Written request » Each entry below should be written out exactly as it is, with no pictures.

Supplied material »
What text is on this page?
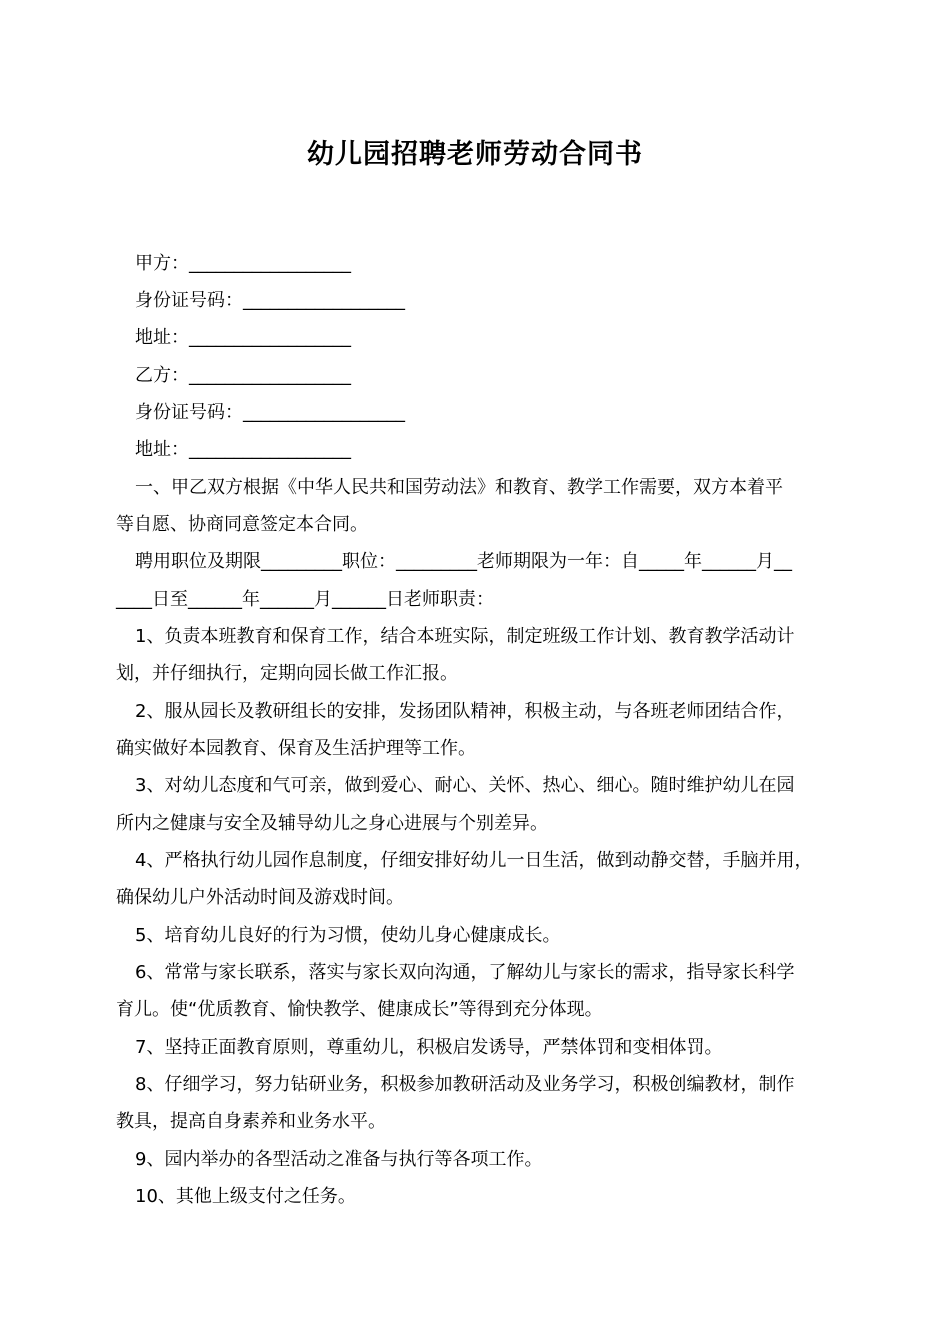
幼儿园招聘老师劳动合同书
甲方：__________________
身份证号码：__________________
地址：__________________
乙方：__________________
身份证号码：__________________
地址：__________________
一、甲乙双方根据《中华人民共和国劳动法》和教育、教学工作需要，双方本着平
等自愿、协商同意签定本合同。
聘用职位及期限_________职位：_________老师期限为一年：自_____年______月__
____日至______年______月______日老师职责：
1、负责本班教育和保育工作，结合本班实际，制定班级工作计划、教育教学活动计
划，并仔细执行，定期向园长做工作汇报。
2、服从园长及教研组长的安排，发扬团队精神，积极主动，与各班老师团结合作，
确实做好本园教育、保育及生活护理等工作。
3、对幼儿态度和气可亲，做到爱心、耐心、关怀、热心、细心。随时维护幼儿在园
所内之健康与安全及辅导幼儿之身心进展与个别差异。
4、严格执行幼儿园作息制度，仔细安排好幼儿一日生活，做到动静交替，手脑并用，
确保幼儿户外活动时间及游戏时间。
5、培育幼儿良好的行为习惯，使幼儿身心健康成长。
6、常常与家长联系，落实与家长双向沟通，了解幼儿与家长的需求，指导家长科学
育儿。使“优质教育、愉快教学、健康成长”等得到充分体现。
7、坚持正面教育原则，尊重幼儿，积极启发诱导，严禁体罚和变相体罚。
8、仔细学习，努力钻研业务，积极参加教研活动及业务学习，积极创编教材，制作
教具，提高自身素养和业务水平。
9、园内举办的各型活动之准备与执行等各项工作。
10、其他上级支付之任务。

In response »
What text is on this page?
幼儿园招聘老师劳动合同书
甲方：__________________
身份证号码：__________________
地址：__________________
乙方：__________________
身份证号码：__________________
地址：__________________
一、甲乙双方根据《中华人民共和国劳动法》和教育、教学工作需要，双方本着平
等自愿、协商同意签定本合同。
聘用职位及期限_________职位：_________老师期限为一年：自_____年______月__
____日至______年______月______日老师职责：
1、负责本班教育和保育工作，结合本班实际，制定班级工作计划、教育教学活动计
划，并仔细执行，定期向园长做工作汇报。
2、服从园长及教研组长的安排，发扬团队精神，积极主动，与各班老师团结合作，
确实做好本园教育、保育及生活护理等工作。
3、对幼儿态度和气可亲，做到爱心、耐心、关怀、热心、细心。随时维护幼儿在园
所内之健康与安全及辅导幼儿之身心进展与个别差异。
4、严格执行幼儿园作息制度，仔细安排好幼儿一日生活，做到动静交替，手脑并用，
确保幼儿户外活动时间及游戏时间。
5、培育幼儿良好的行为习惯，使幼儿身心健康成长。
6、常常与家长联系，落实与家长双向沟通，了解幼儿与家长的需求，指导家长科学
育儿。使“优质教育、愉快教学、健康成长”等得到充分体现。
7、坚持正面教育原则，尊重幼儿，积极启发诱导，严禁体罚和变相体罚。
8、仔细学习，努力钻研业务，积极参加教研活动及业务学习，积极创编教材，制作
教具，提高自身素养和业务水平。
9、园内举办的各型活动之准备与执行等各项工作。
10、其他上级支付之任务。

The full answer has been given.